> [Work order] An exact restatement of the data is required, with the images omitted.

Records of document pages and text
*** Block opens ***

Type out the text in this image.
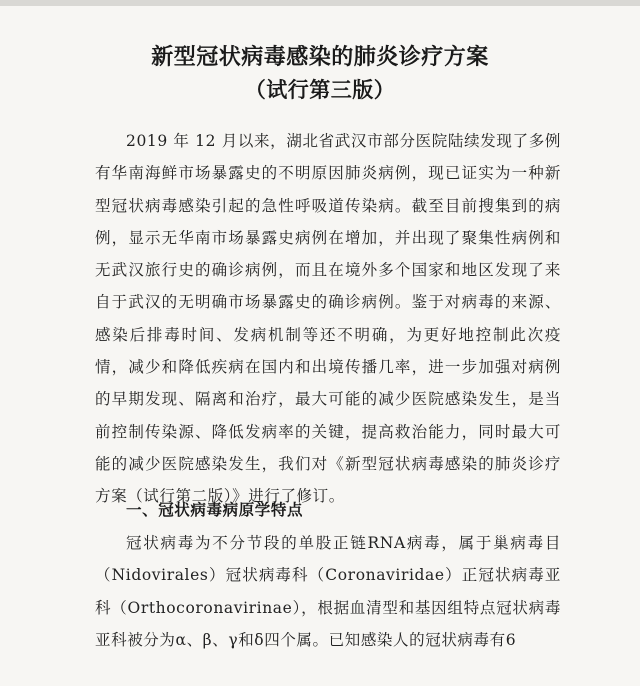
新型冠状病毒感染的肺炎诊疗方案
（试行第三版）
2019 年 12 月以来，湖北省武汉市部分医院陆续发现了多例有华南海鲜市场暴露史的不明原因肺炎病例，现已证实为一种新型冠状病毒感染引起的急性呼吸道传染病。截至目前搜集到的病例，显示无华南市场暴露史病例在增加，并出现了聚集性病例和无武汉旅行史的确诊病例，而且在境外多个国家和地区发现了来自于武汉的无明确市场暴露史的确诊病例。鉴于对病毒的来源、感染后排毒时间、发病机制等还不明确，为更好地控制此次疫情，减少和降低疾病在国内和出境传播几率，进一步加强对病例的早期发现、隔离和治疗，最大可能的减少医院感染发生，是当前控制传染源、降低发病率的关键，提高救治能力，同时最大可能的减少医院感染发生，我们对《新型冠状病毒感染的肺炎诊疗方案（试行第二版）》进行了修订。
一、冠状病毒病原学特点
冠状病毒为不分节段的单股正链RNA病毒，属于巢病毒目（Nidovirales）冠状病毒科（Coronaviridae）正冠状病毒亚科（Orthocoronavirinae），根据血清型和基因组特点冠状病毒亚科被分为α、β、γ和δ四个属。已知感染人的冠状病毒有6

*** Block closes ***

> [Written solution]
Type out the text in this image.
新型冠状病毒感染的肺炎诊疗方案
（试行第三版）
2019 年 12 月以来，湖北省武汉市部分医院陆续发现了多例有华南海鲜市场暴露史的不明原因肺炎病例，现已证实为一种新型冠状病毒感染引起的急性呼吸道传染病。截至目前搜集到的病例，显示无华南市场暴露史病例在增加，并出现了聚集性病例和无武汉旅行史的确诊病例，而且在境外多个国家和地区发现了来自于武汉的无明确市场暴露史的确诊病例。鉴于对病毒的来源、感染后排毒时间、发病机制等还不明确，为更好地控制此次疫情，减少和降低疾病在国内和出境传播几率，进一步加强对病例的早期发现、隔离和治疗，最大可能的减少医院感染发生，是当前控制传染源、降低发病率的关键，提高救治能力，同时最大可能的减少医院感染发生，我们对《新型冠状病毒感染的肺炎诊疗方案（试行第二版）》进行了修订。
一、冠状病毒病原学特点
冠状病毒为不分节段的单股正链RNA病毒，属于巢病毒目（Nidovirales）冠状病毒科（Coronaviridae）正冠状病毒亚科（Orthocoronavirinae），根据血清型和基因组特点冠状病毒亚科被分为α、β、γ和δ四个属。已知感染人的冠状病毒有6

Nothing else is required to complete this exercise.